— Begin INFORMATION GIVEN —

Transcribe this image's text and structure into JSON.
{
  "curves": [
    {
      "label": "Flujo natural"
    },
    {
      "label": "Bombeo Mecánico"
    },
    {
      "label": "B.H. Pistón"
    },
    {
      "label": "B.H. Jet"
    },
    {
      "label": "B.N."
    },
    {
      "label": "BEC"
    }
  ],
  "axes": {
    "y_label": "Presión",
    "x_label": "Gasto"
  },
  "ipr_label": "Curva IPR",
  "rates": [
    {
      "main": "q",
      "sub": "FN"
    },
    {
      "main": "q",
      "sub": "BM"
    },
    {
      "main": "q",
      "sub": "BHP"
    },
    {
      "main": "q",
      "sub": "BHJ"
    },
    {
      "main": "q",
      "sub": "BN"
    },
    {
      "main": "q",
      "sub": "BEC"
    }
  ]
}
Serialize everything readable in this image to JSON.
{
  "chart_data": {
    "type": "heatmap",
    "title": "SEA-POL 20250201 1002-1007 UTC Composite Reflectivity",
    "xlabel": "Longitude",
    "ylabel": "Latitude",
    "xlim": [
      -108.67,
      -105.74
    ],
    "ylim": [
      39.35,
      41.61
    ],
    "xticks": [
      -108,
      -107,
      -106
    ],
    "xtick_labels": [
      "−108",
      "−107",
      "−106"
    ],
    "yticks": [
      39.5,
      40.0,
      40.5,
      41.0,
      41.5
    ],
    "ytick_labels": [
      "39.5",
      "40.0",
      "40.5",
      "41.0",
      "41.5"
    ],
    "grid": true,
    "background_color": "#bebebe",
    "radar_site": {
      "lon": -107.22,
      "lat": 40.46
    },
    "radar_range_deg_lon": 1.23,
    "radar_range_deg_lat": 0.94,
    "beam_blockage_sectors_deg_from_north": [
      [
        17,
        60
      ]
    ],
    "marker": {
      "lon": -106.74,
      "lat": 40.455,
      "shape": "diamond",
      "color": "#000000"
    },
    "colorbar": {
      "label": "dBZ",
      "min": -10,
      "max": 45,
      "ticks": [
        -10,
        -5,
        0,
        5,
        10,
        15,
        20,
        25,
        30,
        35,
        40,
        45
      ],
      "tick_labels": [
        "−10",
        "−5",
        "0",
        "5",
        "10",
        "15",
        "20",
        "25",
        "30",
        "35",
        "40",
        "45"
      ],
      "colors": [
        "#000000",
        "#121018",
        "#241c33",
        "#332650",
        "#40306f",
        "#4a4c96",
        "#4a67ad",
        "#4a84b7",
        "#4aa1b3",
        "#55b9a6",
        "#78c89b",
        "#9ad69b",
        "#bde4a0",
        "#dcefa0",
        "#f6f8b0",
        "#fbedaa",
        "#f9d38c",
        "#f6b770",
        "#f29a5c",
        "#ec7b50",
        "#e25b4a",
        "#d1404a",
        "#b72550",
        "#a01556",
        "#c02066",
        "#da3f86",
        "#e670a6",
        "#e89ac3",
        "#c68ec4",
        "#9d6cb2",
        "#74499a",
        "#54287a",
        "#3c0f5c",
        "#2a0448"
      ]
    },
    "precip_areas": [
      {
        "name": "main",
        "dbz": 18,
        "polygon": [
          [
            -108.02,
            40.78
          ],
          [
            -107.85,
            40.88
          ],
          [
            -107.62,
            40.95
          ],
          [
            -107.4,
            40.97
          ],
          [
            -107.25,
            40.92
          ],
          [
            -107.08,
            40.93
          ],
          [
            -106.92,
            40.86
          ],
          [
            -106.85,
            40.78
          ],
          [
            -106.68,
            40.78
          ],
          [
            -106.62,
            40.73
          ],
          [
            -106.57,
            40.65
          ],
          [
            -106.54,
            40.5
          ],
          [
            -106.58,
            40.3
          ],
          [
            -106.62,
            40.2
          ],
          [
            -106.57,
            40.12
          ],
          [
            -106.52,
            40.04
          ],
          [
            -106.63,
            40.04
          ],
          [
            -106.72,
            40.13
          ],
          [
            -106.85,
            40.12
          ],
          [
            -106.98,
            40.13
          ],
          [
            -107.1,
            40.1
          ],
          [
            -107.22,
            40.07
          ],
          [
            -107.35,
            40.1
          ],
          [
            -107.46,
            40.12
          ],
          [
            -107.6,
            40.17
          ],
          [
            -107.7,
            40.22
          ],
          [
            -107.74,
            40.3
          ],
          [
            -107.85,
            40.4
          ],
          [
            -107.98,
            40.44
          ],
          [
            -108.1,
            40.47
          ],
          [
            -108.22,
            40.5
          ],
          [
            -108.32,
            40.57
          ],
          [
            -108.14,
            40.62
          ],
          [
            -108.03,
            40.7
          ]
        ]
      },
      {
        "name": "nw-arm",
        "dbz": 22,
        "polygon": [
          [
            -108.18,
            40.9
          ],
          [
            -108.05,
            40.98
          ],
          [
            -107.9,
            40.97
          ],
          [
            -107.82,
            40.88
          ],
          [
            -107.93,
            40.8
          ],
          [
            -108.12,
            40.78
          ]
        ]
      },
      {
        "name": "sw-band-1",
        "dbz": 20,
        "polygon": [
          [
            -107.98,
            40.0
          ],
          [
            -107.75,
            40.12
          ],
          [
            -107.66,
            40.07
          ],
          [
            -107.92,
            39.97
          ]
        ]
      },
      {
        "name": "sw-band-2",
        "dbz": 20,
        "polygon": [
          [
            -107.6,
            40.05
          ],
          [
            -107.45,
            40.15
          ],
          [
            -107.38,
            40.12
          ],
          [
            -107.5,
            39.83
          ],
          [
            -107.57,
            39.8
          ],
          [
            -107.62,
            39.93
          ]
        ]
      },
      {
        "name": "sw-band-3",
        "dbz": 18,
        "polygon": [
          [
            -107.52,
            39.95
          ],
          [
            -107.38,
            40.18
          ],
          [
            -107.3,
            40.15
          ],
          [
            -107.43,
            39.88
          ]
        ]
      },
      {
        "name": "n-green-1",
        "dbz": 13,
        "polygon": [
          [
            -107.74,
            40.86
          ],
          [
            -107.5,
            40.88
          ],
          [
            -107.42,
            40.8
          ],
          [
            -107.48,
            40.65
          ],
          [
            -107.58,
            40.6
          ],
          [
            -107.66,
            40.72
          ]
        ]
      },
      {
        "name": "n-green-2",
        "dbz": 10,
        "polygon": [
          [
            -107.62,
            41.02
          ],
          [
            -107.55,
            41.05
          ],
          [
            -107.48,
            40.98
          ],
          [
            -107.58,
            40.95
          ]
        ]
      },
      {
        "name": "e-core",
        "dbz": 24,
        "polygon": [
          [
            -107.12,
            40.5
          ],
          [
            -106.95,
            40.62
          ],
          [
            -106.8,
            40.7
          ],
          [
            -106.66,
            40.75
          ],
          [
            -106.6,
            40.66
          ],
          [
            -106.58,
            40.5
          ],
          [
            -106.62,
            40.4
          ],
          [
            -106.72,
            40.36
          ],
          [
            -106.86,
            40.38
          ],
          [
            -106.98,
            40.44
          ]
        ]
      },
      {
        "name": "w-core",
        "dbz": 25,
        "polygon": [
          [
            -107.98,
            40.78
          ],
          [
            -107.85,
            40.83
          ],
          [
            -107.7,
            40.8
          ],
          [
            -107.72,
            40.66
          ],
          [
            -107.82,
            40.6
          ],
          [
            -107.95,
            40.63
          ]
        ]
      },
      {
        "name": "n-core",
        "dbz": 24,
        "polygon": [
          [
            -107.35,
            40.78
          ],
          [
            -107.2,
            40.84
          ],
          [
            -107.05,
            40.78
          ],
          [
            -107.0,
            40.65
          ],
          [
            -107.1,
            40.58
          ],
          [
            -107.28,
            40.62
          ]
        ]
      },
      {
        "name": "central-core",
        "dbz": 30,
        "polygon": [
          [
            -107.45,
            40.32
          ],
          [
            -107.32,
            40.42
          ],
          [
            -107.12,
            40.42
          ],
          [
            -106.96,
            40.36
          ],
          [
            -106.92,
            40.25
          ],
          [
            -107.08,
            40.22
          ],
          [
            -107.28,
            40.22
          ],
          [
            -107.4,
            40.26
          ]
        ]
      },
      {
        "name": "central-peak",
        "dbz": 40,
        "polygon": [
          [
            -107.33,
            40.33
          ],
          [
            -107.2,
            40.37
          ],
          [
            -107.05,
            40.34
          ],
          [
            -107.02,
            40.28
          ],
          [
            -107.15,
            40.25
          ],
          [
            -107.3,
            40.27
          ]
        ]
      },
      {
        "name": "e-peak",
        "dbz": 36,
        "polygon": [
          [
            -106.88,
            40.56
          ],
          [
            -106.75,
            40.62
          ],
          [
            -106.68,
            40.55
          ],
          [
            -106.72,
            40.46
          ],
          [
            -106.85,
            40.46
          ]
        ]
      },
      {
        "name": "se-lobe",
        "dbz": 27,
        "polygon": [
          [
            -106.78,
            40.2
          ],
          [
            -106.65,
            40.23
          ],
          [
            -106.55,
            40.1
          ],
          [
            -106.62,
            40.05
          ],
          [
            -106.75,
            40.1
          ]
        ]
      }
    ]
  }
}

— End INFORMATION GIVEN —

| TASK DETAILS |
Pull out every line of the entries that includes the word "this".

| WORKED SOLUTION |
Transcribe this image's text and structure into JSON.
Serialize everything readable in this image to JSON.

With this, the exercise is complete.